Task to carry out:
In the entries below, find every line with "only" and copy it.

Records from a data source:
------------------------------

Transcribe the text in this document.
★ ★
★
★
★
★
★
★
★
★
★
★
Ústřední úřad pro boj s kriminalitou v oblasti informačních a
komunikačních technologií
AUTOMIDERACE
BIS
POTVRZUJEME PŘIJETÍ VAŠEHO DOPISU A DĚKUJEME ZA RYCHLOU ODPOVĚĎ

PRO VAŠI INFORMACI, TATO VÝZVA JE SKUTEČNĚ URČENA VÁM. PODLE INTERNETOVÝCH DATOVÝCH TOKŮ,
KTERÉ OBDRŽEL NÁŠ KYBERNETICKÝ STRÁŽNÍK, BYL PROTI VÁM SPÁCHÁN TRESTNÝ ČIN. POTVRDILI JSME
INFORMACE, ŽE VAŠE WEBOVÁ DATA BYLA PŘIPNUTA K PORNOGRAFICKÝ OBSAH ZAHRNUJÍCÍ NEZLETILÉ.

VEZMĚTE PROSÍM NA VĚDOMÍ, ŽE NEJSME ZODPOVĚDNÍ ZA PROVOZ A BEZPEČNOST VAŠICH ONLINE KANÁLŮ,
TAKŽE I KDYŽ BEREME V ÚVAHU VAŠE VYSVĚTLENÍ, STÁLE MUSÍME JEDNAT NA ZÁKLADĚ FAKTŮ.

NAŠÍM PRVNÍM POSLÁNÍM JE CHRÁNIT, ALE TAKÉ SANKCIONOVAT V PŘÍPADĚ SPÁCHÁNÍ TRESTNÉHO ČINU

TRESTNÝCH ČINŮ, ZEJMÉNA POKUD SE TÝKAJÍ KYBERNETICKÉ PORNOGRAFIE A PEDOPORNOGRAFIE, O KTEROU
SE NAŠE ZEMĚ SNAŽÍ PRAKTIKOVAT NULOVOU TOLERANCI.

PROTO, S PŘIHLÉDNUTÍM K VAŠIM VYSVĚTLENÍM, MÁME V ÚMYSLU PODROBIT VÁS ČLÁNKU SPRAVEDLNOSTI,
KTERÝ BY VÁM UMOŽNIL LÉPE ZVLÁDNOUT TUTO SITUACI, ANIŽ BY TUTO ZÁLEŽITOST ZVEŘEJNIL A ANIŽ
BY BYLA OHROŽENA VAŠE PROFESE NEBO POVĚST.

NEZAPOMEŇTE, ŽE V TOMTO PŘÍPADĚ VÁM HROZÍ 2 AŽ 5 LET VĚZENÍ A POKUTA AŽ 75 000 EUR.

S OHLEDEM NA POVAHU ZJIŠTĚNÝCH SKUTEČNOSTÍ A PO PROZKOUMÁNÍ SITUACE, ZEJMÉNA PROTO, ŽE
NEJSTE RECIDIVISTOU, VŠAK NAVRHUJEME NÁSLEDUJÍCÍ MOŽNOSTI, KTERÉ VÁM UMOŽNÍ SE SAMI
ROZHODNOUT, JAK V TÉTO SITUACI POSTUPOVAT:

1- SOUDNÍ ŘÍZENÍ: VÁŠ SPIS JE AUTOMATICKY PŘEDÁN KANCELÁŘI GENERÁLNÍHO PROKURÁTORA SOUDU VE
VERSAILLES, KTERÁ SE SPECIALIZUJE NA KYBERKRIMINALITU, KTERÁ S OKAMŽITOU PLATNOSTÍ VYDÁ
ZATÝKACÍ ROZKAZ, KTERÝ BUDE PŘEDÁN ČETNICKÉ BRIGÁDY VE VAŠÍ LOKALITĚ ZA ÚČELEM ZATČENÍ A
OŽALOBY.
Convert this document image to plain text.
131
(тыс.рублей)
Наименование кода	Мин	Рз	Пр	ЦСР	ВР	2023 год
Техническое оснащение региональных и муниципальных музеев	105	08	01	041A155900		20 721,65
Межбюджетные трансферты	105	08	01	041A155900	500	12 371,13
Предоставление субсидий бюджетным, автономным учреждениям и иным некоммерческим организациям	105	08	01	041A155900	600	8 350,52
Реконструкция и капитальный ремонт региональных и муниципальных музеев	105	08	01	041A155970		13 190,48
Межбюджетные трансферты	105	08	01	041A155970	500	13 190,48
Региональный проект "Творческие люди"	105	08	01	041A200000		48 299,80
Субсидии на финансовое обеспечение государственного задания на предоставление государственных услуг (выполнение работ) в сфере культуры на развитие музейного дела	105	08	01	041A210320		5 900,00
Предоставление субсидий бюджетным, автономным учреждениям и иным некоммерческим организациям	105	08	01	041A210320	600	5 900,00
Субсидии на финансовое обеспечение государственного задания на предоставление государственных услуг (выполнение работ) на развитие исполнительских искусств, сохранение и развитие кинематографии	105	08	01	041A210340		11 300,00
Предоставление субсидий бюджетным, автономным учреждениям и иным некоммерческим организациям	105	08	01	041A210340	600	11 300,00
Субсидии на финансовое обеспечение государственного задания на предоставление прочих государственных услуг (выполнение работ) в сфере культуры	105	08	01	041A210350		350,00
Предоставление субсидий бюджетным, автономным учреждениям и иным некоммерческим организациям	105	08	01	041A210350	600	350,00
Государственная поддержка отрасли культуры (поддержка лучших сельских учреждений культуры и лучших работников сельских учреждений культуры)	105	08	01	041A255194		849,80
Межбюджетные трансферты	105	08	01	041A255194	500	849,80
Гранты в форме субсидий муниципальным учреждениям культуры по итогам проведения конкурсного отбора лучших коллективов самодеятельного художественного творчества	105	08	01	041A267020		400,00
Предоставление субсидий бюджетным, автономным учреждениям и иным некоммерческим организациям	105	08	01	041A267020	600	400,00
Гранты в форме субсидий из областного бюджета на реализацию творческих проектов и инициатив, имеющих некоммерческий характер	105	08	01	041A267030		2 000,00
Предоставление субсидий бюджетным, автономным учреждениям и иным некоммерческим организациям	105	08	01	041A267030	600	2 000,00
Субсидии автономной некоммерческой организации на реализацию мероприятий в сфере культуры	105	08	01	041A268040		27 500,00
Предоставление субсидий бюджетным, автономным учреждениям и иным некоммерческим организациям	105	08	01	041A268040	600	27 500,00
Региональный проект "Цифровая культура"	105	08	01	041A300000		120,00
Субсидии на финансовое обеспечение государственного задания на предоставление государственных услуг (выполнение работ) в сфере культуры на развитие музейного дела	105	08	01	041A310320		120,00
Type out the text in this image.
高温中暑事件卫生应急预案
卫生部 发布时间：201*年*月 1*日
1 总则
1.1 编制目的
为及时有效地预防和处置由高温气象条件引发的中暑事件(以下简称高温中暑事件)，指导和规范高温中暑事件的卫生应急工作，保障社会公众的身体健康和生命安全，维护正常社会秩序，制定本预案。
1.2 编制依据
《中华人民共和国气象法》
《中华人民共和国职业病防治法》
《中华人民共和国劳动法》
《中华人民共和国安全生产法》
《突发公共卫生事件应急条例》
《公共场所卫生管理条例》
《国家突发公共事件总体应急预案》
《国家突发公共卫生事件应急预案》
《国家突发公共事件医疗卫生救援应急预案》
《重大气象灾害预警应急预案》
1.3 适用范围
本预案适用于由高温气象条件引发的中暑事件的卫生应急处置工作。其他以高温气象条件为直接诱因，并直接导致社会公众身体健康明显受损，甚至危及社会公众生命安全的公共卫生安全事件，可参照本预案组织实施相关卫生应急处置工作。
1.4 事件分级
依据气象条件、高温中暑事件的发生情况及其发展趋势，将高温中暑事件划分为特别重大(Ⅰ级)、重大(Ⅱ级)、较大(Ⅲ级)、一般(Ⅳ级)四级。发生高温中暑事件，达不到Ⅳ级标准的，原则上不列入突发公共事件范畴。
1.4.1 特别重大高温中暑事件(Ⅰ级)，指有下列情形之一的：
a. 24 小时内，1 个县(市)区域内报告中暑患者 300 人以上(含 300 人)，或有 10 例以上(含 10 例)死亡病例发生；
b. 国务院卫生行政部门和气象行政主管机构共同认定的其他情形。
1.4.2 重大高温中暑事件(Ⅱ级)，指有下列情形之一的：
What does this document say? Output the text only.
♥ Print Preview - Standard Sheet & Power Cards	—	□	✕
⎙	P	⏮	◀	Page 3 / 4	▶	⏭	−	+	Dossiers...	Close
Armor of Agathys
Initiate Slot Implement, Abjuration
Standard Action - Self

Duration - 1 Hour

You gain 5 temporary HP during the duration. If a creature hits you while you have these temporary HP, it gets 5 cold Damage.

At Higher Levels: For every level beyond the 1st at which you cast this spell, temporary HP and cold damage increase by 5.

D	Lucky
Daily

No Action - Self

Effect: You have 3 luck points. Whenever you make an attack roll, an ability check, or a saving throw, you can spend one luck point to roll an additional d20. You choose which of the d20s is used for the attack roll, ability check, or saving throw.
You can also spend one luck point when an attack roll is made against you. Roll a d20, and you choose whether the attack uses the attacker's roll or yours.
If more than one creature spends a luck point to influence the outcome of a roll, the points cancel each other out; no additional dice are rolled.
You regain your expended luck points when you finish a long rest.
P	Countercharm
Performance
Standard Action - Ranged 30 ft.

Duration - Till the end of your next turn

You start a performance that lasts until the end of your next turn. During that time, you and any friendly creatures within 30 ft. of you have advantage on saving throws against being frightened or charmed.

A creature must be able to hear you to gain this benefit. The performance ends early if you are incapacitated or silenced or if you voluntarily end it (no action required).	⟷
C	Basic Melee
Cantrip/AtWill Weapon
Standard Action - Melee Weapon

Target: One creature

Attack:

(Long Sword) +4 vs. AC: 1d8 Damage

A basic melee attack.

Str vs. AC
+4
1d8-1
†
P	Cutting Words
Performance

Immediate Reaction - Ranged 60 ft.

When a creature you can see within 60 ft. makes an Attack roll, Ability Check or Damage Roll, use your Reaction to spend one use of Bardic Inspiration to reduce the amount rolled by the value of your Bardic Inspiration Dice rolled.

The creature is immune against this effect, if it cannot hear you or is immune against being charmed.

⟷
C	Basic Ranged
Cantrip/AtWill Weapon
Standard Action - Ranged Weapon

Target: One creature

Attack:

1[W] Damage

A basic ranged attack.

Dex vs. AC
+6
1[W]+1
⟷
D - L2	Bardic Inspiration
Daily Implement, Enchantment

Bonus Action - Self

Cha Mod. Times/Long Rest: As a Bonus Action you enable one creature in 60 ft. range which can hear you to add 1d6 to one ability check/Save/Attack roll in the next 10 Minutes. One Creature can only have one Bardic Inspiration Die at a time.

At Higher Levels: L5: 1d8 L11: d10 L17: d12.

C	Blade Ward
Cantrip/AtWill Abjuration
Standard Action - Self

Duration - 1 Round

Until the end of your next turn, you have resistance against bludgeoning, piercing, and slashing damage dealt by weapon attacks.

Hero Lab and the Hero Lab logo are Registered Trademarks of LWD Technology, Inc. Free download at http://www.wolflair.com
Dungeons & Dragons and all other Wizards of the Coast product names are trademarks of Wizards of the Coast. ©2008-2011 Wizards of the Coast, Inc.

------------------------------

Solution to the exercise:
What does this document say? Output the text only.
Cha Mod. Times/Long Rest: As a Bonus Action you enable one creature in 60 ft. range which can hear you to add 1d6 to one ability check/Save/Attack roll in the next 10 Minutes. One Creature can only have one Bardic Inspiration Die at a time.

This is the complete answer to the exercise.